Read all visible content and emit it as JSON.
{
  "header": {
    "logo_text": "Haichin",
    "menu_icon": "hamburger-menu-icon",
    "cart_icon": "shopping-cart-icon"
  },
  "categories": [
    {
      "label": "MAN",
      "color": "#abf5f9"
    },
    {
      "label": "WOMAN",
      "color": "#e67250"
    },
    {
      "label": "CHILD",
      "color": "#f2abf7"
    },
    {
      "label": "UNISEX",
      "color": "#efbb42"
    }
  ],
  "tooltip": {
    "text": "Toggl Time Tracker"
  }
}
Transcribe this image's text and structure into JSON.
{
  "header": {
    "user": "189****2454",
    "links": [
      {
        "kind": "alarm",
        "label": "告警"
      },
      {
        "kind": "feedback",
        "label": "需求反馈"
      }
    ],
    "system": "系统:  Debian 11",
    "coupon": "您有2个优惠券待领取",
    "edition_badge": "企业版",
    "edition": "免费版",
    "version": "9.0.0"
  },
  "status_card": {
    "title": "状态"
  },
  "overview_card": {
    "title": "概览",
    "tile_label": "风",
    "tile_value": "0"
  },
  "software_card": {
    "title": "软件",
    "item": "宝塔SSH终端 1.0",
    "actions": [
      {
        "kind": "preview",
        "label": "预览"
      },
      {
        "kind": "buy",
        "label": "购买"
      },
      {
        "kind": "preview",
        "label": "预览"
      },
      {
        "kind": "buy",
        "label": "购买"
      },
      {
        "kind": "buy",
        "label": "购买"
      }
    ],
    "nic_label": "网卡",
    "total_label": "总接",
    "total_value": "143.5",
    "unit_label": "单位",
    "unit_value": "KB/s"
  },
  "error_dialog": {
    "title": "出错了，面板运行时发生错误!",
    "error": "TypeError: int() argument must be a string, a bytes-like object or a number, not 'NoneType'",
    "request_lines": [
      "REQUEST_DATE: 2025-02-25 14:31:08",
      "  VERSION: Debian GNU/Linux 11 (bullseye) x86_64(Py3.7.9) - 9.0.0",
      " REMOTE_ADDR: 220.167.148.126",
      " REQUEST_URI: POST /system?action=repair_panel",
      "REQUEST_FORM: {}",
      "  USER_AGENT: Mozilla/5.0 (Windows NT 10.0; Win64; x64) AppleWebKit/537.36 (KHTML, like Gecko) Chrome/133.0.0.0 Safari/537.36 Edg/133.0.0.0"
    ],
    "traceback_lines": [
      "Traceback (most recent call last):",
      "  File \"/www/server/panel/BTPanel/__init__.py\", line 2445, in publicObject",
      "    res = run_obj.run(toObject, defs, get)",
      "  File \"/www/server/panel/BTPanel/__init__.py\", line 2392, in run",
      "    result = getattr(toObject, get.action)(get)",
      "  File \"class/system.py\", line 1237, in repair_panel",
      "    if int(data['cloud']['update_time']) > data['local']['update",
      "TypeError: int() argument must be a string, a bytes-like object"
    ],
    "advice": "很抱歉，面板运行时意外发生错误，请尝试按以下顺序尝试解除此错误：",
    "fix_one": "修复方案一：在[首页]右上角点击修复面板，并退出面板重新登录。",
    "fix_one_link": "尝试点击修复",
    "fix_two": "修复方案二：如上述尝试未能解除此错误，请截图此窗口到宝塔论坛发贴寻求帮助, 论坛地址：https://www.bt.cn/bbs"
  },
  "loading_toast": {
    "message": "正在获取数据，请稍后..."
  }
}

Goal of the exercise. Repeat the material above in full, exactly as it stands.

Answer to this exercise.
Read all visible content and emit it as JSON.
{
  "header": {
    "logo_text": "Haichin",
    "menu_icon": "hamburger-menu-icon",
    "cart_icon": "shopping-cart-icon"
  },
  "categories": [
    {
      "label": "MAN",
      "color": "#abf5f9"
    },
    {
      "label": "WOMAN",
      "color": "#e67250"
    },
    {
      "label": "CHILD",
      "color": "#f2abf7"
    },
    {
      "label": "UNISEX",
      "color": "#efbb42"
    }
  ],
  "tooltip": {
    "text": "Toggl Time Tracker"
  }
}
Transcribe this image's text and structure into JSON.
{
  "header": {
    "user": "189****2454",
    "links": [
      {
        "kind": "alarm",
        "label": "告警"
      },
      {
        "kind": "feedback",
        "label": "需求反馈"
      }
    ],
    "system": "系统:  Debian 11",
    "coupon": "您有2个优惠券待领取",
    "edition_badge": "企业版",
    "edition": "免费版",
    "version": "9.0.0"
  },
  "status_card": {
    "title": "状态"
  },
  "overview_card": {
    "title": "概览",
    "tile_label": "风",
    "tile_value": "0"
  },
  "software_card": {
    "title": "软件",
    "item": "宝塔SSH终端 1.0",
    "actions": [
      {
        "kind": "preview",
        "label": "预览"
      },
      {
        "kind": "buy",
        "label": "购买"
      },
      {
        "kind": "preview",
        "label": "预览"
      },
      {
        "kind": "buy",
        "label": "购买"
      },
      {
        "kind": "buy",
        "label": "购买"
      }
    ],
    "nic_label": "网卡",
    "total_label": "总接",
    "total_value": "143.5",
    "unit_label": "单位",
    "unit_value": "KB/s"
  },
  "error_dialog": {
    "title": "出错了，面板运行时发生错误!",
    "error": "TypeError: int() argument must be a string, a bytes-like object or a number, not 'NoneType'",
    "request_lines": [
      "REQUEST_DATE: 2025-02-25 14:31:08",
      "  VERSION: Debian GNU/Linux 11 (bullseye) x86_64(Py3.7.9) - 9.0.0",
      " REMOTE_ADDR: 220.167.148.126",
      " REQUEST_URI: POST /system?action=repair_panel",
      "REQUEST_FORM: {}",
      "  USER_AGENT: Mozilla/5.0 (Windows NT 10.0; Win64; x64) AppleWebKit/537.36 (KHTML, like Gecko) Chrome/133.0.0.0 Safari/537.36 Edg/133.0.0.0"
    ],
    "traceback_lines": [
      "Traceback (most recent call last):",
      "  File \"/www/server/panel/BTPanel/__init__.py\", line 2445, in publicObject",
      "    res = run_obj.run(toObject, defs, get)",
      "  File \"/www/server/panel/BTPanel/__init__.py\", line 2392, in run",
      "    result = getattr(toObject, get.action)(get)",
      "  File \"class/system.py\", line 1237, in repair_panel",
      "    if int(data['cloud']['update_time']) > data['local']['update",
      "TypeError: int() argument must be a string, a bytes-like object"
    ],
    "advice": "很抱歉，面板运行时意外发生错误，请尝试按以下顺序尝试解除此错误：",
    "fix_one": "修复方案一：在[首页]右上角点击修复面板，并退出面板重新登录。",
    "fix_one_link": "尝试点击修复",
    "fix_two": "修复方案二：如上述尝试未能解除此错误，请截图此窗口到宝塔论坛发贴寻求帮助, 论坛地址：https://www.bt.cn/bbs"
  },
  "loading_toast": {
    "message": "正在获取数据，请稍后..."
  }
}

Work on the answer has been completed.